---- Data for this exercise

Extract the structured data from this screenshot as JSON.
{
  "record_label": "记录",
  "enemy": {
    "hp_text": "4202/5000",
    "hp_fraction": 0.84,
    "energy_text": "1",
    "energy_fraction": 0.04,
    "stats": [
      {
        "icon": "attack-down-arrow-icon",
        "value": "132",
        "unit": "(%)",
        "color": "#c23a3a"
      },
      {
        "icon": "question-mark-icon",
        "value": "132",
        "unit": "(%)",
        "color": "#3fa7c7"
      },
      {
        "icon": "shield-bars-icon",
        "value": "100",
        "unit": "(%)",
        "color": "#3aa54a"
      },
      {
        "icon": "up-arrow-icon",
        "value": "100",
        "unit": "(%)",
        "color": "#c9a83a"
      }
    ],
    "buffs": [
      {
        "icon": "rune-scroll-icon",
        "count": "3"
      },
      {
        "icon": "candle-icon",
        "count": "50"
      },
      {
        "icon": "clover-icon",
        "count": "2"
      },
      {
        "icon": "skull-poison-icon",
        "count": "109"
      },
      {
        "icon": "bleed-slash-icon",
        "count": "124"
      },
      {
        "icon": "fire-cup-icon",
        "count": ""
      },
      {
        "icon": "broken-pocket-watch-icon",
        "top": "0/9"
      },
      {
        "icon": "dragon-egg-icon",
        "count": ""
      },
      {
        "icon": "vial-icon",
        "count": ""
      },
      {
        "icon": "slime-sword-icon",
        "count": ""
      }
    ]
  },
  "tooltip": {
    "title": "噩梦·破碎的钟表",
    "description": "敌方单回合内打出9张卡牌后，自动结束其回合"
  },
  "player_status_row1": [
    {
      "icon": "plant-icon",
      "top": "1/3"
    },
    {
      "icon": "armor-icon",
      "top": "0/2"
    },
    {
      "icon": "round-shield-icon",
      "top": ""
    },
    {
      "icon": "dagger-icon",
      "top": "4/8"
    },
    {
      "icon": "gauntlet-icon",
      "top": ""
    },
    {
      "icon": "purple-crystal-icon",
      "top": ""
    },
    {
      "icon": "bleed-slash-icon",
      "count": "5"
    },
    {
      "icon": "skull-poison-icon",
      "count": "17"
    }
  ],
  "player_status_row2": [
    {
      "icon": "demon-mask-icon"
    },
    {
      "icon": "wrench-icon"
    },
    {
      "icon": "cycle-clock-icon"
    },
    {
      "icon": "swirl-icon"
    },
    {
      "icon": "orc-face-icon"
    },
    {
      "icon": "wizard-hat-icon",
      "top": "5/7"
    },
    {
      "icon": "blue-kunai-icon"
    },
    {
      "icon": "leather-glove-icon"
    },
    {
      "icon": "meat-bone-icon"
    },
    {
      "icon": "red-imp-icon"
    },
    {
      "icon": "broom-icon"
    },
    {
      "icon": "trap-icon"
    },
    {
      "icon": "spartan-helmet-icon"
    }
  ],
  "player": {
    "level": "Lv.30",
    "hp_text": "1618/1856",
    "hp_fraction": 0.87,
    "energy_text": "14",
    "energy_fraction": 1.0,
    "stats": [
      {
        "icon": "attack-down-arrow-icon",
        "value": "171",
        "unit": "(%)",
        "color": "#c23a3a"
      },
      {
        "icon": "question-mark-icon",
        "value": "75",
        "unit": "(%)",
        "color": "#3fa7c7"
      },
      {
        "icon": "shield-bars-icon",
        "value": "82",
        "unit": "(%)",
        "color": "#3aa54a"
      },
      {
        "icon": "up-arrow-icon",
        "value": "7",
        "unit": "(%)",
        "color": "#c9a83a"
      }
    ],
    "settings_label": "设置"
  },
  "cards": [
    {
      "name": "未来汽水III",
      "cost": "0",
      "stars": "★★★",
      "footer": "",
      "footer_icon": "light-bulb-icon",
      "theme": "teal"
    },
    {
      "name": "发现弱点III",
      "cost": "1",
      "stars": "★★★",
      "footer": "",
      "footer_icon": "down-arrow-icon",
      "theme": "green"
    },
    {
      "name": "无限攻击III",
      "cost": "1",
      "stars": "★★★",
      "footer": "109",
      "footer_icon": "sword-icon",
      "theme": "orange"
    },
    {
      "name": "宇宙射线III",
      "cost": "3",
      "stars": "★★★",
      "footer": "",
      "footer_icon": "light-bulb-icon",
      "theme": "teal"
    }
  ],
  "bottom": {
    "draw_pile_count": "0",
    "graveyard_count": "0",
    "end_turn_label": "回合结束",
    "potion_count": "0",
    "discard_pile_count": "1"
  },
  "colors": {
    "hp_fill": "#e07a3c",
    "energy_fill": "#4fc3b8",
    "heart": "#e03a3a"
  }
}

--------

* **Problem details**: Repeat every line of the material exactly as given.

* **Answer to the task**:
Extract the structured data from this screenshot as JSON.
{
  "record_label": "记录",
  "enemy": {
    "hp_text": "4202/5000",
    "hp_fraction": 0.84,
    "energy_text": "1",
    "energy_fraction": 0.04,
    "stats": [
      {
        "icon": "attack-down-arrow-icon",
        "value": "132",
        "unit": "(%)",
        "color": "#c23a3a"
      },
      {
        "icon": "question-mark-icon",
        "value": "132",
        "unit": "(%)",
        "color": "#3fa7c7"
      },
      {
        "icon": "shield-bars-icon",
        "value": "100",
        "unit": "(%)",
        "color": "#3aa54a"
      },
      {
        "icon": "up-arrow-icon",
        "value": "100",
        "unit": "(%)",
        "color": "#c9a83a"
      }
    ],
    "buffs": [
      {
        "icon": "rune-scroll-icon",
        "count": "3"
      },
      {
        "icon": "candle-icon",
        "count": "50"
      },
      {
        "icon": "clover-icon",
        "count": "2"
      },
      {
        "icon": "skull-poison-icon",
        "count": "109"
      },
      {
        "icon": "bleed-slash-icon",
        "count": "124"
      },
      {
        "icon": "fire-cup-icon",
        "count": ""
      },
      {
        "icon": "broken-pocket-watch-icon",
        "top": "0/9"
      },
      {
        "icon": "dragon-egg-icon",
        "count": ""
      },
      {
        "icon": "vial-icon",
        "count": ""
      },
      {
        "icon": "slime-sword-icon",
        "count": ""
      }
    ]
  },
  "tooltip": {
    "title": "噩梦·破碎的钟表",
    "description": "敌方单回合内打出9张卡牌后，自动结束其回合"
  },
  "player_status_row1": [
    {
      "icon": "plant-icon",
      "top": "1/3"
    },
    {
      "icon": "armor-icon",
      "top": "0/2"
    },
    {
      "icon": "round-shield-icon",
      "top": ""
    },
    {
      "icon": "dagger-icon",
      "top": "4/8"
    },
    {
      "icon": "gauntlet-icon",
      "top": ""
    },
    {
      "icon": "purple-crystal-icon",
      "top": ""
    },
    {
      "icon": "bleed-slash-icon",
      "count": "5"
    },
    {
      "icon": "skull-poison-icon",
      "count": "17"
    }
  ],
  "player_status_row2": [
    {
      "icon": "demon-mask-icon"
    },
    {
      "icon": "wrench-icon"
    },
    {
      "icon": "cycle-clock-icon"
    },
    {
      "icon": "swirl-icon"
    },
    {
      "icon": "orc-face-icon"
    },
    {
      "icon": "wizard-hat-icon",
      "top": "5/7"
    },
    {
      "icon": "blue-kunai-icon"
    },
    {
      "icon": "leather-glove-icon"
    },
    {
      "icon": "meat-bone-icon"
    },
    {
      "icon": "red-imp-icon"
    },
    {
      "icon": "broom-icon"
    },
    {
      "icon": "trap-icon"
    },
    {
      "icon": "spartan-helmet-icon"
    }
  ],
  "player": {
    "level": "Lv.30",
    "hp_text": "1618/1856",
    "hp_fraction": 0.87,
    "energy_text": "14",
    "energy_fraction": 1.0,
    "stats": [
      {
        "icon": "attack-down-arrow-icon",
        "value": "171",
        "unit": "(%)",
        "color": "#c23a3a"
      },
      {
        "icon": "question-mark-icon",
        "value": "75",
        "unit": "(%)",
        "color": "#3fa7c7"
      },
      {
        "icon": "shield-bars-icon",
        "value": "82",
        "unit": "(%)",
        "color": "#3aa54a"
      },
      {
        "icon": "up-arrow-icon",
        "value": "7",
        "unit": "(%)",
        "color": "#c9a83a"
      }
    ],
    "settings_label": "设置"
  },
  "cards": [
    {
      "name": "未来汽水III",
      "cost": "0",
      "stars": "★★★",
      "footer": "",
      "footer_icon": "light-bulb-icon",
      "theme": "teal"
    },
    {
      "name": "发现弱点III",
      "cost": "1",
      "stars": "★★★",
      "footer": "",
      "footer_icon": "down-arrow-icon",
      "theme": "green"
    },
    {
      "name": "无限攻击III",
      "cost": "1",
      "stars": "★★★",
      "footer": "109",
      "footer_icon": "sword-icon",
      "theme": "orange"
    },
    {
      "name": "宇宙射线III",
      "cost": "3",
      "stars": "★★★",
      "footer": "",
      "footer_icon": "light-bulb-icon",
      "theme": "teal"
    }
  ],
  "bottom": {
    "draw_pile_count": "0",
    "graveyard_count": "0",
    "end_turn_label": "回合结束",
    "potion_count": "0",
    "discard_pile_count": "1"
  },
  "colors": {
    "hp_fill": "#e07a3c",
    "energy_fill": "#4fc3b8",
    "heart": "#e03a3a"
  }
}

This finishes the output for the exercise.